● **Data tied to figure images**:
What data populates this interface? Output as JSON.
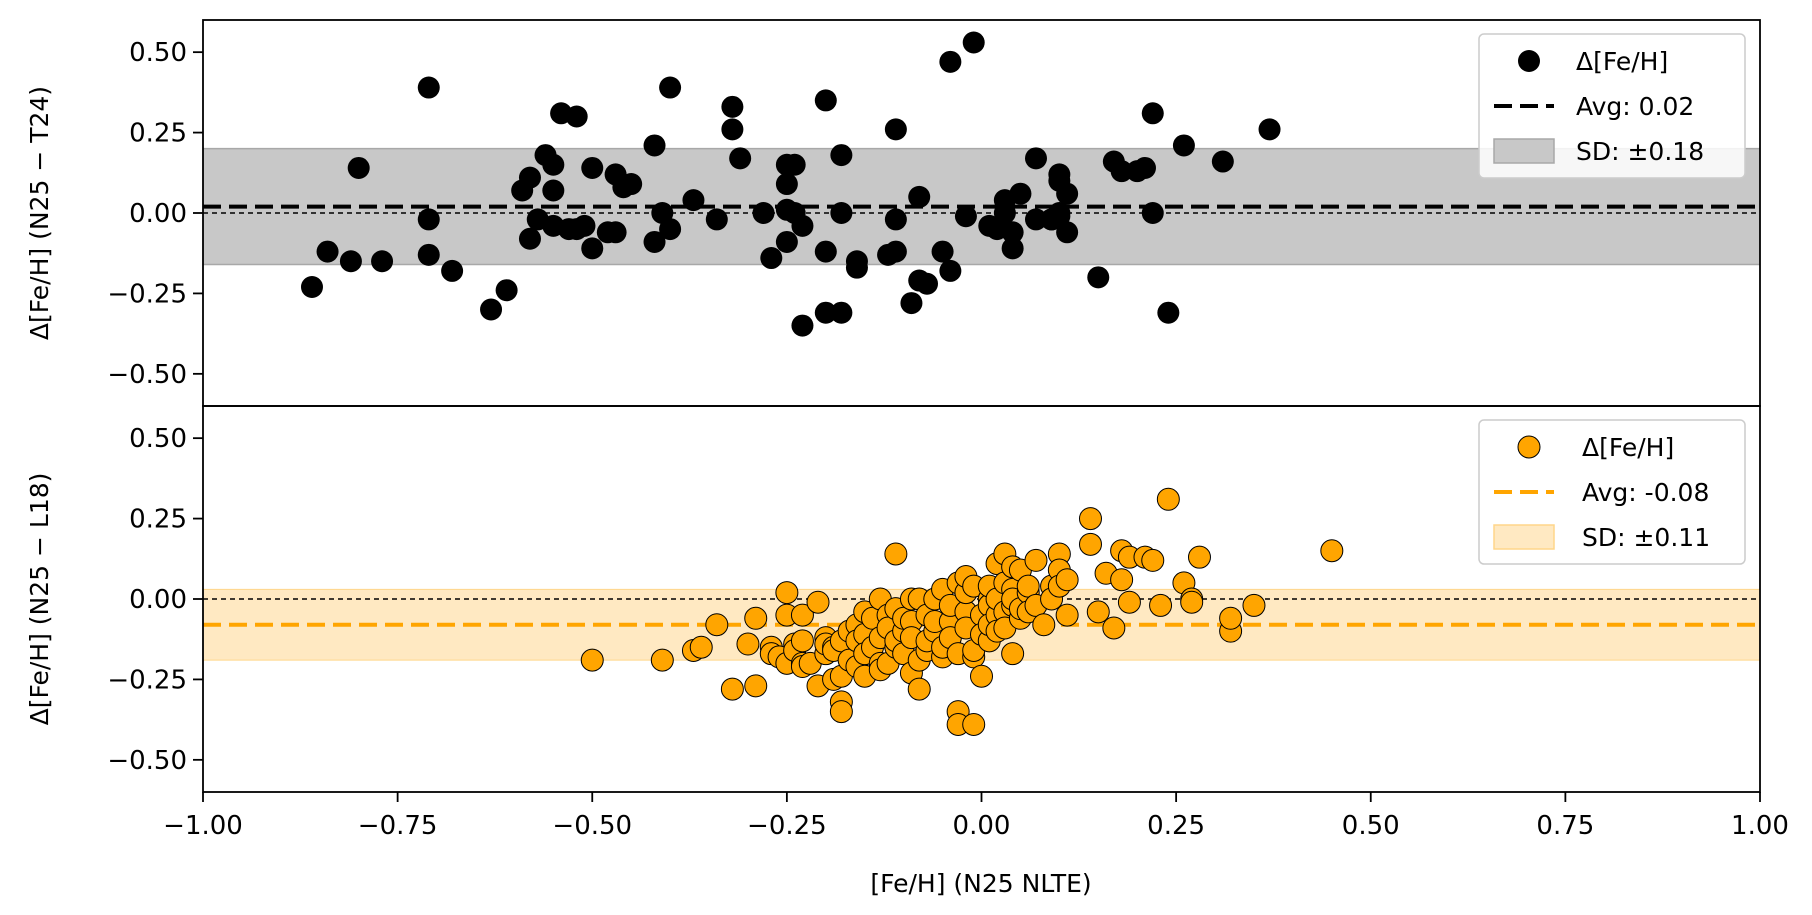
{
  "chart_data": [
    {
      "type": "scatter",
      "panel": "top",
      "ylabel": "Δ[Fe/H] (N25 − T24)",
      "ylim": [
        -0.6,
        0.6
      ],
      "xlim": [
        -1.0,
        1.0
      ],
      "yticks": [
        -0.5,
        -0.25,
        0.0,
        0.25,
        0.5
      ],
      "ytick_labels": [
        "−0.50",
        "−0.25",
        "0.00",
        "0.25",
        "0.50"
      ],
      "marker_color": "#000000",
      "avg": 0.02,
      "sd_band": [
        -0.16,
        0.2
      ],
      "zero_line": 0.0,
      "legend": {
        "position": "top-right",
        "items": [
          {
            "kind": "marker",
            "label": "Δ[Fe/H]"
          },
          {
            "kind": "line",
            "label": "Avg: 0.02"
          },
          {
            "kind": "band",
            "label": "SD: ±0.18"
          }
        ]
      },
      "legend_colors": {
        "marker": "#000000",
        "band": "#c8c8c8"
      },
      "points": [
        [
          -0.86,
          -0.23
        ],
        [
          -0.84,
          -0.12
        ],
        [
          -0.81,
          -0.15
        ],
        [
          -0.8,
          0.14
        ],
        [
          -0.77,
          -0.15
        ],
        [
          -0.71,
          0.39
        ],
        [
          -0.71,
          -0.02
        ],
        [
          -0.71,
          -0.13
        ],
        [
          -0.68,
          -0.18
        ],
        [
          -0.63,
          -0.3
        ],
        [
          -0.61,
          -0.24
        ],
        [
          -0.59,
          0.07
        ],
        [
          -0.58,
          -0.08
        ],
        [
          -0.58,
          0.11
        ],
        [
          -0.57,
          -0.02
        ],
        [
          -0.56,
          0.18
        ],
        [
          -0.55,
          0.15
        ],
        [
          -0.55,
          0.07
        ],
        [
          -0.54,
          0.31
        ],
        [
          -0.55,
          -0.04
        ],
        [
          -0.53,
          -0.05
        ],
        [
          -0.52,
          0.3
        ],
        [
          -0.52,
          -0.05
        ],
        [
          -0.51,
          -0.04
        ],
        [
          -0.5,
          0.14
        ],
        [
          -0.5,
          -0.11
        ],
        [
          -0.48,
          -0.06
        ],
        [
          -0.47,
          0.12
        ],
        [
          -0.47,
          -0.06
        ],
        [
          -0.46,
          0.08
        ],
        [
          -0.45,
          0.09
        ],
        [
          -0.42,
          0.21
        ],
        [
          -0.42,
          -0.09
        ],
        [
          -0.41,
          0.0
        ],
        [
          -0.4,
          0.39
        ],
        [
          -0.4,
          -0.05
        ],
        [
          -0.37,
          0.04
        ],
        [
          -0.34,
          -0.02
        ],
        [
          -0.32,
          0.33
        ],
        [
          -0.32,
          0.26
        ],
        [
          -0.31,
          0.17
        ],
        [
          -0.28,
          0.0
        ],
        [
          -0.27,
          -0.14
        ],
        [
          -0.25,
          0.15
        ],
        [
          -0.25,
          0.09
        ],
        [
          -0.25,
          0.01
        ],
        [
          -0.25,
          -0.09
        ],
        [
          -0.24,
          0.15
        ],
        [
          -0.24,
          0.0
        ],
        [
          -0.23,
          -0.04
        ],
        [
          -0.23,
          -0.35
        ],
        [
          -0.2,
          0.35
        ],
        [
          -0.2,
          -0.12
        ],
        [
          -0.2,
          -0.31
        ],
        [
          -0.18,
          0.18
        ],
        [
          -0.18,
          0.0
        ],
        [
          -0.18,
          -0.31
        ],
        [
          -0.16,
          -0.15
        ],
        [
          -0.16,
          -0.17
        ],
        [
          -0.12,
          -0.13
        ],
        [
          -0.11,
          -0.12
        ],
        [
          -0.11,
          -0.02
        ],
        [
          -0.11,
          0.26
        ],
        [
          -0.09,
          -0.28
        ],
        [
          -0.08,
          -0.21
        ],
        [
          -0.08,
          0.05
        ],
        [
          -0.07,
          -0.22
        ],
        [
          -0.05,
          -0.12
        ],
        [
          -0.04,
          -0.18
        ],
        [
          -0.04,
          0.47
        ],
        [
          -0.02,
          -0.01
        ],
        [
          -0.01,
          0.53
        ],
        [
          0.01,
          -0.04
        ],
        [
          0.02,
          -0.05
        ],
        [
          0.03,
          0.04
        ],
        [
          0.03,
          0.0
        ],
        [
          0.04,
          -0.11
        ],
        [
          0.04,
          -0.06
        ],
        [
          0.05,
          0.06
        ],
        [
          0.07,
          -0.02
        ],
        [
          0.07,
          0.17
        ],
        [
          0.09,
          -0.02
        ],
        [
          0.09,
          -0.02
        ],
        [
          0.1,
          0.12
        ],
        [
          0.1,
          0.1
        ],
        [
          0.1,
          -0.01
        ],
        [
          0.1,
          0.0
        ],
        [
          0.11,
          -0.06
        ],
        [
          0.11,
          0.06
        ],
        [
          0.15,
          -0.2
        ],
        [
          0.17,
          0.16
        ],
        [
          0.18,
          0.13
        ],
        [
          0.2,
          0.13
        ],
        [
          0.21,
          0.14
        ],
        [
          0.22,
          0.31
        ],
        [
          0.22,
          0.0
        ],
        [
          0.24,
          -0.31
        ],
        [
          0.26,
          0.21
        ],
        [
          0.31,
          0.16
        ],
        [
          0.37,
          0.26
        ]
      ]
    },
    {
      "type": "scatter",
      "panel": "bottom",
      "ylabel": "Δ[Fe/H] (N25 − L18)",
      "xlabel": "[Fe/H] (N25 NLTE)",
      "ylim": [
        -0.6,
        0.6
      ],
      "xlim": [
        -1.0,
        1.0
      ],
      "yticks": [
        -0.5,
        -0.25,
        0.0,
        0.25,
        0.5
      ],
      "ytick_labels": [
        "−0.50",
        "−0.25",
        "0.00",
        "0.25",
        "0.50"
      ],
      "xticks": [
        -1.0,
        -0.75,
        -0.5,
        -0.25,
        0.0,
        0.25,
        0.5,
        0.75,
        1.0
      ],
      "xtick_labels": [
        "−1.00",
        "−0.75",
        "−0.50",
        "−0.25",
        "0.00",
        "0.25",
        "0.50",
        "0.75",
        "1.00"
      ],
      "marker_color": "#ffa500",
      "avg": -0.08,
      "sd_band": [
        -0.19,
        0.03
      ],
      "zero_line": 0.0,
      "legend": {
        "position": "top-right",
        "items": [
          {
            "kind": "marker",
            "label": "Δ[Fe/H]"
          },
          {
            "kind": "line",
            "label": "Avg: -0.08"
          },
          {
            "kind": "band",
            "label": "SD: ±0.11"
          }
        ]
      },
      "legend_colors": {
        "marker": "#ffa500",
        "band": "#ffe9c2"
      },
      "points": [
        [
          -0.5,
          -0.19
        ],
        [
          -0.41,
          -0.19
        ],
        [
          -0.37,
          -0.16
        ],
        [
          -0.36,
          -0.15
        ],
        [
          -0.34,
          -0.08
        ],
        [
          -0.32,
          -0.28
        ],
        [
          -0.3,
          -0.14
        ],
        [
          -0.29,
          -0.06
        ],
        [
          -0.29,
          -0.27
        ],
        [
          -0.27,
          -0.15
        ],
        [
          -0.27,
          -0.17
        ],
        [
          -0.26,
          -0.18
        ],
        [
          -0.25,
          -0.2
        ],
        [
          -0.25,
          0.02
        ],
        [
          -0.25,
          -0.05
        ],
        [
          -0.24,
          -0.14
        ],
        [
          -0.24,
          -0.16
        ],
        [
          -0.23,
          -0.13
        ],
        [
          -0.23,
          -0.05
        ],
        [
          -0.23,
          -0.2
        ],
        [
          -0.23,
          -0.21
        ],
        [
          -0.22,
          -0.2
        ],
        [
          -0.21,
          -0.27
        ],
        [
          -0.21,
          -0.01
        ],
        [
          -0.2,
          -0.12
        ],
        [
          -0.2,
          -0.17
        ],
        [
          -0.2,
          -0.14
        ],
        [
          -0.19,
          -0.15
        ],
        [
          -0.19,
          -0.25
        ],
        [
          -0.19,
          -0.16
        ],
        [
          -0.18,
          -0.24
        ],
        [
          -0.18,
          -0.13
        ],
        [
          -0.18,
          -0.32
        ],
        [
          -0.18,
          -0.35
        ],
        [
          -0.17,
          -0.19
        ],
        [
          -0.17,
          -0.1
        ],
        [
          -0.16,
          -0.21
        ],
        [
          -0.16,
          -0.08
        ],
        [
          -0.16,
          -0.13
        ],
        [
          -0.15,
          -0.04
        ],
        [
          -0.15,
          -0.11
        ],
        [
          -0.15,
          -0.17
        ],
        [
          -0.15,
          -0.24
        ],
        [
          -0.14,
          -0.06
        ],
        [
          -0.14,
          -0.15
        ],
        [
          -0.13,
          -0.2
        ],
        [
          -0.13,
          0.0
        ],
        [
          -0.13,
          -0.12
        ],
        [
          -0.13,
          -0.22
        ],
        [
          -0.12,
          -0.05
        ],
        [
          -0.12,
          -0.09
        ],
        [
          -0.12,
          -0.2
        ],
        [
          -0.11,
          -0.03
        ],
        [
          -0.11,
          -0.15
        ],
        [
          -0.11,
          -0.13
        ],
        [
          -0.11,
          0.14
        ],
        [
          -0.1,
          -0.1
        ],
        [
          -0.1,
          -0.17
        ],
        [
          -0.1,
          -0.06
        ],
        [
          -0.09,
          -0.07
        ],
        [
          -0.09,
          -0.23
        ],
        [
          -0.09,
          -0.12
        ],
        [
          -0.09,
          0.0
        ],
        [
          -0.08,
          -0.28
        ],
        [
          -0.08,
          -0.19
        ],
        [
          -0.08,
          0.0
        ],
        [
          -0.07,
          -0.16
        ],
        [
          -0.07,
          -0.05
        ],
        [
          -0.07,
          -0.13
        ],
        [
          -0.06,
          0.0
        ],
        [
          -0.06,
          -0.1
        ],
        [
          -0.06,
          -0.07
        ],
        [
          -0.05,
          -0.18
        ],
        [
          -0.05,
          0.03
        ],
        [
          -0.05,
          -0.15
        ],
        [
          -0.04,
          -0.07
        ],
        [
          -0.04,
          -0.12
        ],
        [
          -0.04,
          -0.02
        ],
        [
          -0.03,
          0.05
        ],
        [
          -0.03,
          -0.35
        ],
        [
          -0.03,
          -0.39
        ],
        [
          -0.03,
          -0.17
        ],
        [
          -0.02,
          -0.04
        ],
        [
          -0.02,
          0.02
        ],
        [
          -0.02,
          -0.09
        ],
        [
          -0.02,
          0.07
        ],
        [
          -0.01,
          -0.39
        ],
        [
          -0.01,
          -0.18
        ],
        [
          -0.01,
          -0.16
        ],
        [
          -0.01,
          0.04
        ],
        [
          0.0,
          -0.24
        ],
        [
          0.0,
          -0.05
        ],
        [
          0.0,
          -0.11
        ],
        [
          0.01,
          0.0
        ],
        [
          0.01,
          -0.02
        ],
        [
          0.01,
          -0.13
        ],
        [
          0.01,
          0.04
        ],
        [
          0.01,
          -0.08
        ],
        [
          0.02,
          0.11
        ],
        [
          0.02,
          -0.05
        ],
        [
          0.02,
          -0.1
        ],
        [
          0.02,
          0.0
        ],
        [
          0.03,
          0.14
        ],
        [
          0.03,
          -0.04
        ],
        [
          0.03,
          -0.09
        ],
        [
          0.03,
          0.05
        ],
        [
          0.04,
          0.03
        ],
        [
          0.04,
          -0.02
        ],
        [
          0.04,
          -0.17
        ],
        [
          0.04,
          0.1
        ],
        [
          0.04,
          0.0
        ],
        [
          0.05,
          -0.06
        ],
        [
          0.05,
          0.09
        ],
        [
          0.05,
          -0.03
        ],
        [
          0.06,
          0.02
        ],
        [
          0.06,
          -0.04
        ],
        [
          0.06,
          0.04
        ],
        [
          0.07,
          -0.02
        ],
        [
          0.07,
          0.12
        ],
        [
          0.08,
          -0.08
        ],
        [
          0.09,
          0.04
        ],
        [
          0.09,
          0.0
        ],
        [
          0.1,
          0.14
        ],
        [
          0.1,
          0.09
        ],
        [
          0.1,
          0.04
        ],
        [
          0.11,
          -0.05
        ],
        [
          0.11,
          0.06
        ],
        [
          0.14,
          0.25
        ],
        [
          0.14,
          0.17
        ],
        [
          0.15,
          -0.04
        ],
        [
          0.16,
          0.08
        ],
        [
          0.17,
          -0.09
        ],
        [
          0.18,
          0.15
        ],
        [
          0.18,
          0.06
        ],
        [
          0.19,
          0.13
        ],
        [
          0.19,
          -0.01
        ],
        [
          0.21,
          0.13
        ],
        [
          0.22,
          0.12
        ],
        [
          0.23,
          -0.02
        ],
        [
          0.24,
          0.31
        ],
        [
          0.26,
          0.05
        ],
        [
          0.27,
          0.0
        ],
        [
          0.27,
          -0.01
        ],
        [
          0.28,
          0.13
        ],
        [
          0.32,
          -0.1
        ],
        [
          0.32,
          -0.06
        ],
        [
          0.35,
          -0.02
        ],
        [
          0.45,
          0.15
        ]
      ]
    }
  ]
}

● **Exercise goal**:
Spot every line that holds "ylabel" and copy it.

● **Complete output**:
      "ylabel": "Δ[Fe/H] (N25 − T24)",
      "ylabel": "Δ[Fe/H] (N25 − L18)",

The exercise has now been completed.